*Task objective*. Which lines in the records below contain the word "windows"? Copy each one out.

[Stored dataset items]
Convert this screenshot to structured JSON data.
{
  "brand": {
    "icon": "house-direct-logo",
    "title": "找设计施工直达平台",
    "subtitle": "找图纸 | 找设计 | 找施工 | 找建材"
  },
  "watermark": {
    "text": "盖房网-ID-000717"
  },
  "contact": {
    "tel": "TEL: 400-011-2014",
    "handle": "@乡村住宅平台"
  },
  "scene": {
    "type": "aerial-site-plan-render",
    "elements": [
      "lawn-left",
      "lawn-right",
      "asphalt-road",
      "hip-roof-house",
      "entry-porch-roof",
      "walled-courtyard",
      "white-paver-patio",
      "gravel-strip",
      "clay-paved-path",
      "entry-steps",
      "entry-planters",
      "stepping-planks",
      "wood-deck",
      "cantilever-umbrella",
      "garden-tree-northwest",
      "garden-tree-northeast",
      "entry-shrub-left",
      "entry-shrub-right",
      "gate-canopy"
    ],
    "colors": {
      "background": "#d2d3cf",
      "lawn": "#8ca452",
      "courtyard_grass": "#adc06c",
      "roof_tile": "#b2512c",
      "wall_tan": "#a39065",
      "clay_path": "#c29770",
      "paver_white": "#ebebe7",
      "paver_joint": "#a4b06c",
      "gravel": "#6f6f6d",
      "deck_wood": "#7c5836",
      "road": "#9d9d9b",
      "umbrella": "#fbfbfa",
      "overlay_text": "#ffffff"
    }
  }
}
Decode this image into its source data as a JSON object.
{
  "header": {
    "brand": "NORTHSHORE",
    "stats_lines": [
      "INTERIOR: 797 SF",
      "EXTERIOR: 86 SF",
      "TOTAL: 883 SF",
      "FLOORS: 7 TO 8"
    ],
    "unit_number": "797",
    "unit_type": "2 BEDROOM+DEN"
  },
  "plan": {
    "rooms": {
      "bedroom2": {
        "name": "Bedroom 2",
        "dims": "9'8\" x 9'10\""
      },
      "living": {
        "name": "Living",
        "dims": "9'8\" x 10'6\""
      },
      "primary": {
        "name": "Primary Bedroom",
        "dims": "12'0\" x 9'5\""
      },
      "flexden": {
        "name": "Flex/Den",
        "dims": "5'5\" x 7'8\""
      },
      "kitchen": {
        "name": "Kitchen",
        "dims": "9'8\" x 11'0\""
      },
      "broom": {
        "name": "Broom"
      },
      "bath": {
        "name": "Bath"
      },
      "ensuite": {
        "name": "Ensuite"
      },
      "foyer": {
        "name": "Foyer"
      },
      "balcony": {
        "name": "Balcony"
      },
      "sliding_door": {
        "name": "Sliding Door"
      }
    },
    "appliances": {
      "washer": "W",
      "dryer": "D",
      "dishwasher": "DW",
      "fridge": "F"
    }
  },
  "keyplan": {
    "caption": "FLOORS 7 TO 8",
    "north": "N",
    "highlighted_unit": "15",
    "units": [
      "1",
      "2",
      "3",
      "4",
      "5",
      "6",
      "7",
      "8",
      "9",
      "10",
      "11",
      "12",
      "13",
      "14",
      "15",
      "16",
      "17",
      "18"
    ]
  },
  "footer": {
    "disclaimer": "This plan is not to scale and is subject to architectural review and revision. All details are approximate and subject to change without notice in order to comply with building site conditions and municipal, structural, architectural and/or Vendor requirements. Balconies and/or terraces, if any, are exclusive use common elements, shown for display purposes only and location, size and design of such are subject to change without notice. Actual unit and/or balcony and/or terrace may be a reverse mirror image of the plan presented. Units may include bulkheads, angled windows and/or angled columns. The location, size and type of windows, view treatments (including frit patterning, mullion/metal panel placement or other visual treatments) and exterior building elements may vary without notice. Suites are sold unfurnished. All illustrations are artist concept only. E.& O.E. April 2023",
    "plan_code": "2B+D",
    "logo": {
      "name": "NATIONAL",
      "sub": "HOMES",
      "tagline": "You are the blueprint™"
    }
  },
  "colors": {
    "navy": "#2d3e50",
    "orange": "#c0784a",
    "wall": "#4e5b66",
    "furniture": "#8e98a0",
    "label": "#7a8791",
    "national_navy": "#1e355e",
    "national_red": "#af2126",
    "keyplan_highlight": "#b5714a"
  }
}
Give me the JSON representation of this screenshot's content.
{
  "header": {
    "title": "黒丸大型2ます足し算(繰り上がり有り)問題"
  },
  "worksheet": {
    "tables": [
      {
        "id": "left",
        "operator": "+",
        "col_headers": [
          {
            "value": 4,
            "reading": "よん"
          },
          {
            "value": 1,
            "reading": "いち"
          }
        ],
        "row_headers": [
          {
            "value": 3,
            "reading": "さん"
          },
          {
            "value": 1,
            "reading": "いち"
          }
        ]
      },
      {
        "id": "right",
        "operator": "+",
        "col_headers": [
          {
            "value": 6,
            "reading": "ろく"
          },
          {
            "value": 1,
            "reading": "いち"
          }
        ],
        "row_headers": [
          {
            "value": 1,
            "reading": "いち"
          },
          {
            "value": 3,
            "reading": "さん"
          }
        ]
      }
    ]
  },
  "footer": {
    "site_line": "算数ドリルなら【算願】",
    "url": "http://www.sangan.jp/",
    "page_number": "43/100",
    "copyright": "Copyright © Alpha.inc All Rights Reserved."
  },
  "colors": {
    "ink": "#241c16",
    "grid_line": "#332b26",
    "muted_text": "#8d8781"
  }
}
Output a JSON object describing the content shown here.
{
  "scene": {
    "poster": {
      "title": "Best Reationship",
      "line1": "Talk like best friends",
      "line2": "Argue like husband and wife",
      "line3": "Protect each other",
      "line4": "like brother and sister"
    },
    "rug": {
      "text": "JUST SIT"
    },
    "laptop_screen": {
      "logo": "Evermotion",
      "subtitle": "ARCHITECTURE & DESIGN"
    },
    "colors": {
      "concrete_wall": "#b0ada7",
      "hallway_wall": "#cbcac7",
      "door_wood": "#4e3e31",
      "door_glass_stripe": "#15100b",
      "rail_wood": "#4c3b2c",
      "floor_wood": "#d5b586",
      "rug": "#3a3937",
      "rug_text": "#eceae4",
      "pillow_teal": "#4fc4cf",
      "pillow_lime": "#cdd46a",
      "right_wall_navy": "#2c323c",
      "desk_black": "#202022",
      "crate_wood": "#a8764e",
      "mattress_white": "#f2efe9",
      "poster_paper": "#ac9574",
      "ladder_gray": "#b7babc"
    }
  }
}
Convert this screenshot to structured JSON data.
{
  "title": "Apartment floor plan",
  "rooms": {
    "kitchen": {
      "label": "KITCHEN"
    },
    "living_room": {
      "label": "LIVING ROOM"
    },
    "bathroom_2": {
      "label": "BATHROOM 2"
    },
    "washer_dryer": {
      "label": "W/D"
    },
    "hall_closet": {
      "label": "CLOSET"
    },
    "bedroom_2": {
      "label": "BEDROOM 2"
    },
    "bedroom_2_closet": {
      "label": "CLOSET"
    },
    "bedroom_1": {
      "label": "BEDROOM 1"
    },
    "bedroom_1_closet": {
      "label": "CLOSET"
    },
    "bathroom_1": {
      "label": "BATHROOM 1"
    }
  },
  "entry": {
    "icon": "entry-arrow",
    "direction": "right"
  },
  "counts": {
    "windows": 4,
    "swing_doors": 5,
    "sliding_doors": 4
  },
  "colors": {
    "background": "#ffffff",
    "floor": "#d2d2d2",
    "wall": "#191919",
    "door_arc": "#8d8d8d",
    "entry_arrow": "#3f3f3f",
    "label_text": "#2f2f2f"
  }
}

*Written reply*.
    "disclaimer": "This plan is not to scale and is subject to architectural review and revision. All details are approximate and subject to change without notice in order to comply with building site conditions and municipal, structural, architectural and/or Vendor requirements. Balconies and/or terraces, if any, are exclusive use common elements, shown for display purposes only and location, size and design of such are subject to change without notice. Actual unit and/or balcony and/or terrace may be a reverse mirror image of the plan presented. Units may include bulkheads, angled windows and/or angled columns. The location, size and type of windows, view treatments (including frit patterning, mullion/metal panel placement or other visual treatments) and exterior building elements may vary without notice. Suites are sold unfurnished. All illustrations are artist concept only. E.& O.E. April 2023",
    "windows": 4,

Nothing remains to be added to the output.